* What you will do *
Below is a listing to transcribe in full and exactly; keep the pictures out.
START Data for this task
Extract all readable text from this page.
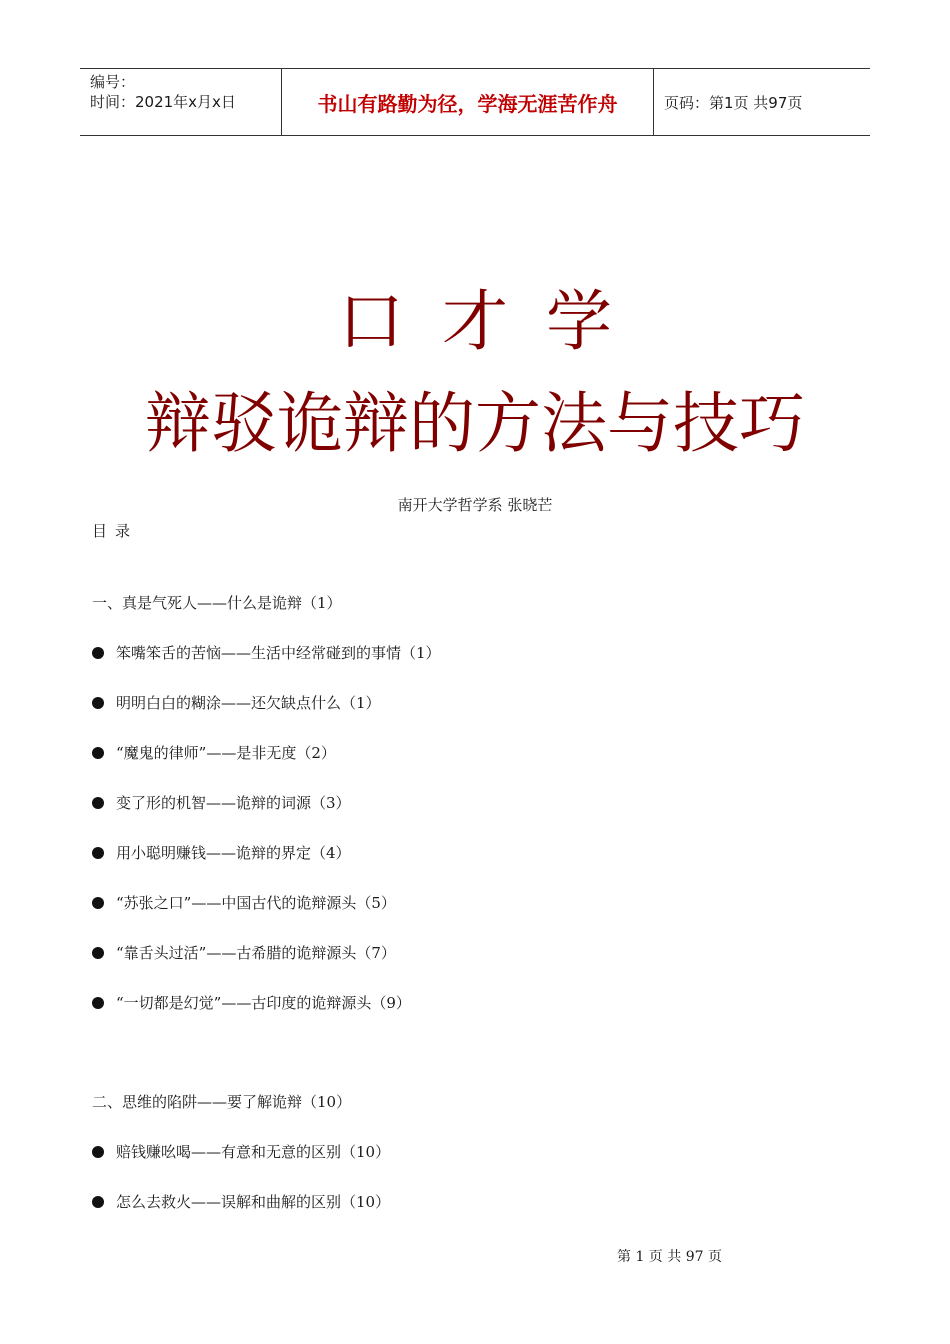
编号：
时间：2021年x月x日	书山有路勤为径，学海无涯苦作舟	页码：第1页 共97页
口才学
辩驳诡辩的方法与技巧
南开大学哲学系 张晓芒
目录
一、真是气死人——什么是诡辩（1）
笨嘴笨舌的苦恼——生活中经常碰到的事情（1）
明明白白的糊涂——还欠缺点什么（1）
“魔鬼的律师”——是非无度（2）
变了形的机智——诡辩的词源（3）
用小聪明赚钱——诡辩的界定（4）
“苏张之口”——中国古代的诡辩源头（5）
“靠舌头过活”——古希腊的诡辩源头（7）
“一切都是幻觉”——古印度的诡辩源头（9）
二、思维的陷阱——要了解诡辩（10）
赔钱赚吆喝——有意和无意的区别（10）
怎么去救火——误解和曲解的区别（10）
第 1 页 共 97 页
END Data for this task
* Output of the exercise *
Extract all readable text from this page.
编号：
时间：2021年x月x日	书山有路勤为径，学海无涯苦作舟	页码：第1页 共97页
口才学
辩驳诡辩的方法与技巧
南开大学哲学系 张晓芒
目录
一、真是气死人——什么是诡辩（1）
笨嘴笨舌的苦恼——生活中经常碰到的事情（1）
明明白白的糊涂——还欠缺点什么（1）
“魔鬼的律师”——是非无度（2）
变了形的机智——诡辩的词源（3）
用小聪明赚钱——诡辩的界定（4）
“苏张之口”——中国古代的诡辩源头（5）
“靠舌头过活”——古希腊的诡辩源头（7）
“一切都是幻觉”——古印度的诡辩源头（9）
二、思维的陷阱——要了解诡辩（10）
赔钱赚吆喝——有意和无意的区别（10）
怎么去救火——误解和曲解的区别（10）
第 1 页 共 97 页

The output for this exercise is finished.